STATED TASK: Rewrite the whole listing below as one numbered list, omitting blank lines and leaving out the pictures.

DATA TO PROCESS:
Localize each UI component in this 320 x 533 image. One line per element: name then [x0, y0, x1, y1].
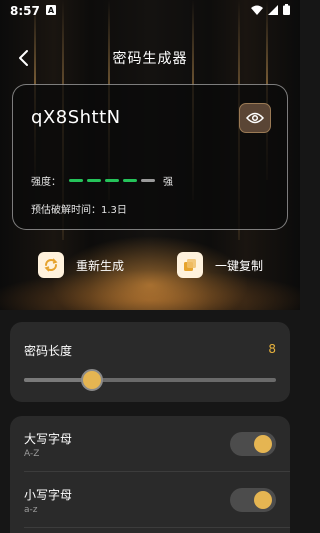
- battery-icon: [283, 4, 290, 18]
- option-name: 小写字母: [24, 488, 73, 502]
- status-bar: 8:57 A: [0, 0, 300, 22]
- option-sub: a-z: [24, 505, 38, 515]
- action-bar: 重新生成 一键复制: [0, 252, 300, 282]
- regenerate-label: 重新生成: [76, 258, 125, 273]
- wifi-icon: [251, 4, 263, 18]
- strength-label: 强度：: [31, 177, 61, 188]
- copy-label: 一键复制: [215, 258, 264, 273]
- regenerate-button[interactable]: 重新生成: [38, 252, 124, 278]
- options-panel: 大写字母 A-Z 小写字母 a-z: [10, 416, 290, 533]
- status-time: 8:57: [10, 4, 40, 18]
- app-header: 密码生成器: [0, 40, 300, 76]
- svg-text:A: A: [48, 6, 55, 15]
- lowercase-toggle[interactable]: [230, 488, 276, 512]
- uppercase-toggle[interactable]: [230, 432, 276, 456]
- slider-thumb[interactable]: [81, 369, 104, 391]
- divider: [24, 527, 290, 528]
- toggle-knob: [254, 435, 272, 453]
- option-sub: A-Z: [24, 449, 40, 459]
- a-notification-icon: A: [45, 4, 56, 18]
- eye-icon: [246, 112, 264, 124]
- back-arrow-icon[interactable]: [14, 48, 34, 68]
- option-name: 大写字母: [24, 432, 73, 446]
- strength-level: 强: [163, 177, 173, 188]
- option-row-lowercase: 小写字母 a-z: [10, 472, 290, 528]
- copy-button[interactable]: 一键复制: [177, 252, 263, 278]
- show-password-button[interactable]: [239, 103, 271, 133]
- strength-segment: [105, 179, 119, 182]
- strength-segment: [123, 179, 137, 182]
- length-slider[interactable]: [24, 369, 276, 391]
- toggle-knob: [254, 491, 272, 509]
- strength-meter: 强度： 强: [31, 173, 173, 188]
- option-row-uppercase: 大写字母 A-Z: [10, 416, 290, 472]
- length-value: 8: [268, 342, 276, 356]
- strength-segment: [141, 179, 155, 182]
- length-panel: 密码长度 8: [10, 322, 290, 402]
- crack-time: 预估破解时间：1.3日: [31, 201, 127, 216]
- length-label: 密码长度: [24, 344, 73, 358]
- crack-time-label: 预估破解时间：: [31, 205, 101, 216]
- page-title: 密码生成器: [112, 51, 188, 67]
- crack-time-value: 1.3日: [101, 205, 127, 216]
- signal-icon: [268, 4, 278, 18]
- strength-segments: [69, 179, 155, 182]
- password-card: qX8ShttN 强度： 强 预估破解时间：1.3日: [12, 84, 288, 230]
- generated-password[interactable]: qX8ShttN: [31, 107, 121, 128]
- strength-segment: [87, 179, 101, 182]
- strength-segment: [69, 179, 83, 182]
- refresh-icon: [38, 252, 64, 278]
- copy-icon: [177, 252, 203, 278]
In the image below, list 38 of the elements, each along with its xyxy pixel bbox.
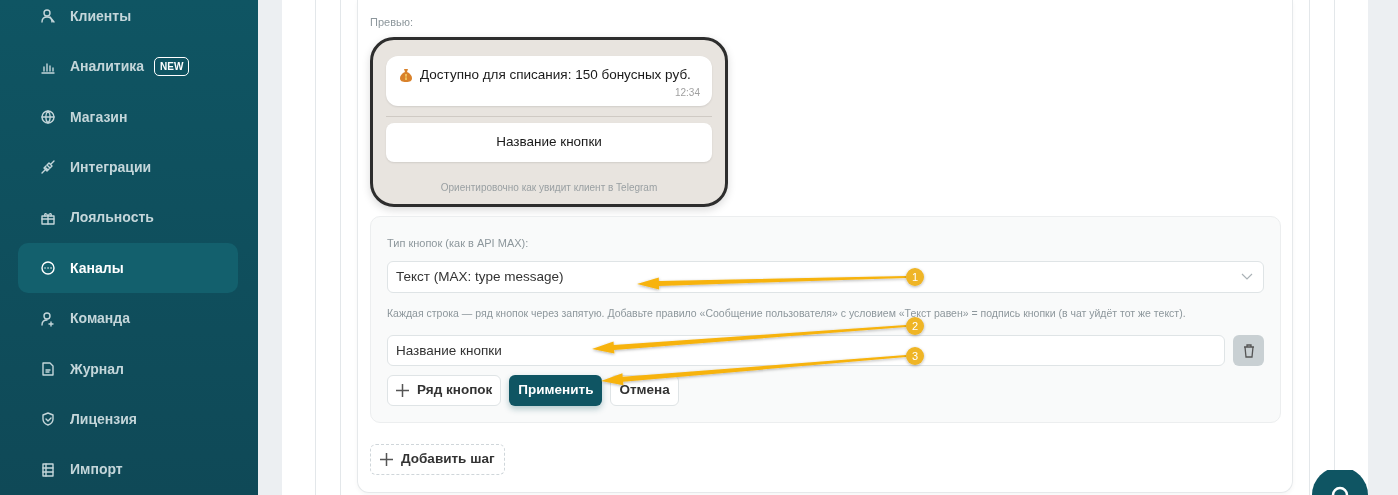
step-marker: 2 — [906, 317, 924, 335]
money-bag-icon — [400, 67, 412, 82]
sidebar-item[interactable]: Команда — [18, 293, 238, 344]
sidebar-item[interactable]: Лояльность — [18, 192, 238, 244]
message-text: Доступно для списания: 150 бонусных руб. — [420, 65, 691, 84]
add-step-button[interactable]: Добавить шаг — [370, 443, 505, 475]
preview-label: Превью: — [370, 15, 415, 30]
step-marker: 3 — [906, 347, 924, 365]
shield-check-icon — [40, 411, 56, 428]
trash-icon — [1242, 343, 1255, 358]
new-badge: NEW — [154, 57, 190, 77]
sidebar-item[interactable]: Лицензия — [18, 394, 238, 445]
users-icon — [40, 8, 56, 25]
sidebar-item[interactable]: Журнал — [18, 343, 238, 395]
document-icon — [40, 361, 56, 378]
sidebar-item[interactable]: Интеграции — [18, 142, 238, 193]
help-button[interactable] — [1312, 470, 1368, 495]
sidebar-item[interactable]: Импорт — [18, 444, 238, 495]
plus-icon — [396, 384, 409, 397]
message-time: 12:34 — [673, 85, 700, 100]
sidebar-item[interactable]: Клиенты — [18, 0, 238, 42]
inline-keyboard-button[interactable]: Название кнопки — [386, 122, 712, 162]
chat-bubble-icon — [40, 260, 56, 277]
globe-icon — [40, 109, 56, 125]
list-icon — [40, 461, 56, 478]
sidebar-item[interactable]: Каналы — [18, 243, 238, 294]
apply-button[interactable]: Применить — [509, 375, 603, 406]
plus-icon — [380, 452, 393, 466]
sidebar-item[interactable]: Аналитика NEW — [18, 41, 238, 92]
preview-caption: Ориентировочно как увидит клиент в Telegram — [439, 180, 659, 195]
sidebar-item[interactable]: Магазин — [18, 91, 238, 143]
user-add-icon — [40, 310, 56, 327]
step-marker: 1 — [906, 268, 924, 286]
plug-icon — [40, 159, 56, 176]
chevron-down-icon — [1241, 273, 1253, 282]
add-row-button[interactable]: Ряд кнопок — [387, 375, 502, 406]
delete-button[interactable] — [1233, 335, 1264, 366]
field-label: Тип кнопок (как в API MAX): — [387, 235, 530, 251]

COMPLETED EXERCISE:
1. Localize each UI component in this 320 x 533 image. One line per element: name then [x0, y0, x1, y1].
2. - battery-icon: [283, 4, 290, 18]
3. - option-name: 小写字母: [24, 488, 73, 502]
4. - status-bar: 8:57 A: [0, 0, 300, 22]
5. - option-sub: a-z: [24, 505, 38, 515]
6. - action-bar: 重新生成 一键复制: [0, 252, 300, 282]
7. - regenerate-label: 重新生成: [76, 258, 125, 273]
8. - wifi-icon: [251, 4, 263, 18]
9. - strength-label: 强度：: [31, 177, 61, 188]
10. - copy-label: 一键复制: [215, 258, 264, 273]
11. - regenerate-button[interactable]: 重新生成: [38, 252, 124, 278]
12. - options-panel: 大写字母 A-Z 小写字母 a-z: [10, 416, 290, 533]
13. - status-time: 8:57: [10, 4, 40, 18]
14. - app-header: 密码生成器: [0, 40, 300, 76]
15. - svg-text:A: A: [48, 6, 55, 15]
16. - lowercase-toggle[interactable]: [230, 488, 276, 512]
17. - uppercase-toggle[interactable]: [230, 432, 276, 456]
18. - slider-thumb[interactable]: [81, 369, 104, 391]
19. - divider: [24, 527, 290, 528]
20. - toggle-knob: [254, 435, 272, 453]
21. - option-sub: A-Z: [24, 449, 40, 459]
22. - a-notification-icon: A: [45, 4, 56, 18]
23. - eye-icon: [246, 112, 264, 124]
24. - back-arrow-icon[interactable]: [14, 48, 34, 68]
25. - option-name: 大写字母: [24, 432, 73, 446]
26. - strength-level: 强: [163, 177, 173, 188]
27. - option-row-lowercase: 小写字母 a-z: [10, 472, 290, 528]
28. - copy-button[interactable]: 一键复制: [177, 252, 263, 278]
29. - show-password-button[interactable]: [239, 103, 271, 133]
30. - strength-segment: [105, 179, 119, 182]
31. - strength-segment: [123, 179, 137, 182]
32. - length-slider[interactable]: [24, 369, 276, 391]
33. - toggle-knob: [254, 491, 272, 509]
34. - strength-meter: 强度： 强: [31, 173, 173, 188]
35. - option-row-uppercase: 大写字母 A-Z: [10, 416, 290, 472]
36. - length-value: 8: [268, 342, 276, 356]
37. - strength-segment: [141, 179, 155, 182]
38. - length-panel: 密码长度 8: [10, 322, 290, 402]
39. - crack-time: 预估破解时间：1.3日: [31, 201, 127, 216]
40. - length-label: 密码长度: [24, 344, 73, 358]
41. - crack-time-label: 预估破解时间：: [31, 205, 101, 216]
42. - page-title: 密码生成器: [112, 51, 188, 67]
43. - crack-time-value: 1.3日: [101, 205, 127, 216]
44. - signal-icon: [268, 4, 278, 18]
45. - strength-segments: [69, 179, 155, 182]
46. - password-card: qX8ShttN 强度： 强 预估破解时间：1.3日: [12, 84, 288, 230]
47. - generated-password[interactable]: qX8ShttN: [31, 107, 121, 128]
48. - strength-segment: [87, 179, 101, 182]
49. - strength-segment: [69, 179, 83, 182]
50. - refresh-icon: [38, 252, 64, 278]
51. - copy-icon: [177, 252, 203, 278]
52. In the image below, list 38 of the elements, each along with its xyxy pixel bbox.
53. step-marker: 2 — [906, 317, 924, 335]
54. money-bag-icon — [400, 67, 412, 82]
55. sidebar-item[interactable]: Команда — [18, 293, 238, 344]
56. sidebar-item[interactable]: Лояльность — [18, 192, 238, 244]
57. message-text: Доступно для списания: 150 бонусных руб. — [420, 65, 691, 84]
58. add-step-button[interactable]: Добавить шаг — [370, 443, 505, 475]
59. preview-label: Превью: — [370, 15, 415, 30]
60. step-marker: 3 — [906, 347, 924, 365]
61. shield-check-icon — [40, 411, 56, 428]
62. trash-icon — [1242, 343, 1255, 358]
63. new-badge: NEW — [154, 57, 190, 77]
64. sidebar-item[interactable]: Лицензия — [18, 394, 238, 445]
65. users-icon — [40, 8, 56, 25]
66. sidebar-item[interactable]: Журнал — [18, 343, 238, 395]
67. document-icon — [40, 361, 56, 378]
68. sidebar-item[interactable]: Интеграции — [18, 142, 238, 193]
69. help-button[interactable] — [1312, 470, 1368, 495]
70. sidebar-item[interactable]: Импорт — [18, 444, 238, 495]
71. plus-icon — [396, 384, 409, 397]
72. message-time: 12:34 — [673, 85, 700, 100]
73. sidebar-item[interactable]: Клиенты — [18, 0, 238, 42]
74. inline-keyboard-button[interactable]: Название кнопки — [386, 122, 712, 162]
75. chat-bubble-icon — [40, 260, 56, 277]
76. globe-icon — [40, 109, 56, 125]
77. list-icon — [40, 461, 56, 478]
78. sidebar-item[interactable]: Каналы — [18, 243, 238, 294]
79. apply-button[interactable]: Применить — [509, 375, 603, 406]
80. plus-icon — [380, 452, 393, 466]
81. sidebar-item[interactable]: Аналитика NEW — [18, 41, 238, 92]
82. preview-caption: Ориентировочно как увидит клиент в Telegram — [439, 180, 659, 195]
83. sidebar-item[interactable]: Магазин — [18, 91, 238, 143]
84. user-add-icon — [40, 310, 56, 327]
85. step-marker: 1 — [906, 268, 924, 286]
86. plug-icon — [40, 159, 56, 176]
87. chevron-down-icon — [1241, 273, 1253, 282]
88. add-row-button[interactable]: Ряд кнопок — [387, 375, 502, 406]
89. delete-button[interactable] — [1233, 335, 1264, 366]
90. field-label: Тип кнопок (как в API MAX): — [387, 235, 530, 251]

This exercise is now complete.